Par malheur, tout cela n’est qu’un rêve. D’abord l’autorité de la science n’est pas, il s’en faut bien, toujours incontestée. Selon les sujets qu’elle traite, elle a plus ou moins de crédit. S’agit-il des choses naturelles, physiques, mathématiques, point de difficulté, ses décisions font loi ; est-ce au contraire hors du monde visible, dans l’intérieur de l’âme qu’elle porte ses regards, d’interminables controverses s’élèvent aussitôt : on lui conteste jusqu’à son droit de s’appeler science ; on veut ne voir en elle qu’un art conjectural, et la moitié du temps son principal effort consiste à démontrer qu’elle a droit d’être crue. Or c’est précisément à ce genre de science qu’ici nous avons affaire. Les questions dont l’homme se tourmente ne sont pas des problèmes d’algèbre ou de chimie, ce sont d’autres mystères, des secrets du monde invisible. Ainsi ne comptez pus sur les solutions sans réplique que vous espériez tout à l’heure ; la science dans ces régions de la métaphysique n’a rien de tel à vous offrir.

(Extraits d'un jeu d'annotations de mise en page)

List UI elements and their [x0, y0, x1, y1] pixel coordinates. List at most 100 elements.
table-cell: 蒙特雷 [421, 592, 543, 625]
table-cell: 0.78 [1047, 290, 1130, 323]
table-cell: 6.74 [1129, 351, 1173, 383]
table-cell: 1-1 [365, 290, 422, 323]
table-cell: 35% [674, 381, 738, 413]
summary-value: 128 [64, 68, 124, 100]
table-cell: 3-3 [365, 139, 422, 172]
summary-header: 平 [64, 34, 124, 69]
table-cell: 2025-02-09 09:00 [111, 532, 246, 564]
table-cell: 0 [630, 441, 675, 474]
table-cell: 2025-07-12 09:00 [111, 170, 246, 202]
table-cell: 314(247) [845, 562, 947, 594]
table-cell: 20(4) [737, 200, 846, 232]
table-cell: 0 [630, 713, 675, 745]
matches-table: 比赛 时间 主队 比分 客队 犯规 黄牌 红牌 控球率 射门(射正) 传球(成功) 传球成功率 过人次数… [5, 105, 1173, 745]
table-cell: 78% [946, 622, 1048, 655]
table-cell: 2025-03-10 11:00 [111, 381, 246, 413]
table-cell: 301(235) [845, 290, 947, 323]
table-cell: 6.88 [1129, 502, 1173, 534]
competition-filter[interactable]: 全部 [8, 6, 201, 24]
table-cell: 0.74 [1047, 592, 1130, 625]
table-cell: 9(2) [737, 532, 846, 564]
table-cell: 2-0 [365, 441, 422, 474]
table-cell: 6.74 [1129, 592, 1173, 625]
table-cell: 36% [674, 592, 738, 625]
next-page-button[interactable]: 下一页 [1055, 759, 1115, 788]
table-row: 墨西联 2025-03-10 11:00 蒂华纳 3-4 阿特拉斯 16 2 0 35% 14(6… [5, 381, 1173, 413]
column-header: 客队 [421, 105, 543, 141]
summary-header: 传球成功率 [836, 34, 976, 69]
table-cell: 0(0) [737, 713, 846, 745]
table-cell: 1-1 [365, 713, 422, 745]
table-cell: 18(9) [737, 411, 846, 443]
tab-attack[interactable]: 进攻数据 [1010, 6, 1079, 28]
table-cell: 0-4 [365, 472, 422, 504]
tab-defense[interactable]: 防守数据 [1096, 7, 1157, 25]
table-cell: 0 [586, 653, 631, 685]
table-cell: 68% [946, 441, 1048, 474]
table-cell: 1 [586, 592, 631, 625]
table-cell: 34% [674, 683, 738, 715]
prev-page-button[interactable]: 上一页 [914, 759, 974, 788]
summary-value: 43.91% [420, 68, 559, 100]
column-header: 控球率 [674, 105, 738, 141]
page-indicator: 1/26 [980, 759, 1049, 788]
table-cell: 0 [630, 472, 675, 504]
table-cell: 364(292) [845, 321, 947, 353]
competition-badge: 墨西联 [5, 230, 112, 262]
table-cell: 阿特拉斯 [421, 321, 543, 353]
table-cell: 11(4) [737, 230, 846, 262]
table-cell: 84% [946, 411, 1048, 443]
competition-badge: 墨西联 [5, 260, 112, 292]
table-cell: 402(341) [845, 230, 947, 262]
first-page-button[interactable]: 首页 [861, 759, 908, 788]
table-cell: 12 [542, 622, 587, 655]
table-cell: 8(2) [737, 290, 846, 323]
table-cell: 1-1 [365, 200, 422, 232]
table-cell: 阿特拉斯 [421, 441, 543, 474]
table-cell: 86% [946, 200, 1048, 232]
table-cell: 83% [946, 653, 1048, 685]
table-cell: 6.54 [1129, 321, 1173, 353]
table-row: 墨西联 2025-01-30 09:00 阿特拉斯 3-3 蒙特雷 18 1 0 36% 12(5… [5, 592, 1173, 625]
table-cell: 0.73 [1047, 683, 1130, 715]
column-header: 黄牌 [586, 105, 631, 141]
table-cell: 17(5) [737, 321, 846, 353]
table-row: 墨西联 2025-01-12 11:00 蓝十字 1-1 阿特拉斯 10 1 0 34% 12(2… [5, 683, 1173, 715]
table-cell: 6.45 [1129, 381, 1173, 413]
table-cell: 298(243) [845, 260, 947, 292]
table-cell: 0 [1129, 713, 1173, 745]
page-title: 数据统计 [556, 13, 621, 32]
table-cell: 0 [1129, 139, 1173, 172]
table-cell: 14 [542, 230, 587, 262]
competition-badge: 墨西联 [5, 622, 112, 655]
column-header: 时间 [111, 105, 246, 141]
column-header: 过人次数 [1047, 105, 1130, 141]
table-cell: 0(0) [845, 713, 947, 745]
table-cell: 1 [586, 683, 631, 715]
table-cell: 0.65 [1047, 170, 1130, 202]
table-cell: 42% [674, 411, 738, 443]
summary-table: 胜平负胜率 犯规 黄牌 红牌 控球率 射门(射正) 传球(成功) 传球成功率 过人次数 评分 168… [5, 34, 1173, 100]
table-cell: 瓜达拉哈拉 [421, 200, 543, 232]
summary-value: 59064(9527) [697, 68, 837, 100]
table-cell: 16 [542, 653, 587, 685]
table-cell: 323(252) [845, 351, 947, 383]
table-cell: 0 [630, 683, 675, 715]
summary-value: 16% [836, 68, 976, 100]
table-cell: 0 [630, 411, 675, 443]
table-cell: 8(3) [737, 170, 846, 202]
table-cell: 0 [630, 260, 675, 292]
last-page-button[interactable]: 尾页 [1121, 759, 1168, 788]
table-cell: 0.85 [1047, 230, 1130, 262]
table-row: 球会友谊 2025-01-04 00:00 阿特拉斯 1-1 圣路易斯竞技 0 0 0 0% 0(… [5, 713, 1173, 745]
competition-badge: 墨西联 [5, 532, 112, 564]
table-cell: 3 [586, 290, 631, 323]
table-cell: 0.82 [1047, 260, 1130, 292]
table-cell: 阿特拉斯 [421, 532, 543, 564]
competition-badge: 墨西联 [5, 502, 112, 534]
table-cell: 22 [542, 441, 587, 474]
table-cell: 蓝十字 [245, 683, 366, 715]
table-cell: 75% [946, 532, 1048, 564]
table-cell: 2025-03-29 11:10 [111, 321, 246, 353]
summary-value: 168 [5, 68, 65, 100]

**Consigne:**
Répondez à ces questions sur le texte :
(a) Pour quelles choses les décisions de la science font-elles loi ?
(b) Quand la science regarde dans l'intérieur de l'âme, que veut-on ne voir en elle ?
(c) De quelles matières les questions dont l'homme se tourmente ne sont-elles pas des problèmes ?

**Réponse correcte:**
(a) Les choses naturelles, physiques, mathématiques.
(b) Un art conjectural.
(c) L'algèbre ou la chimie.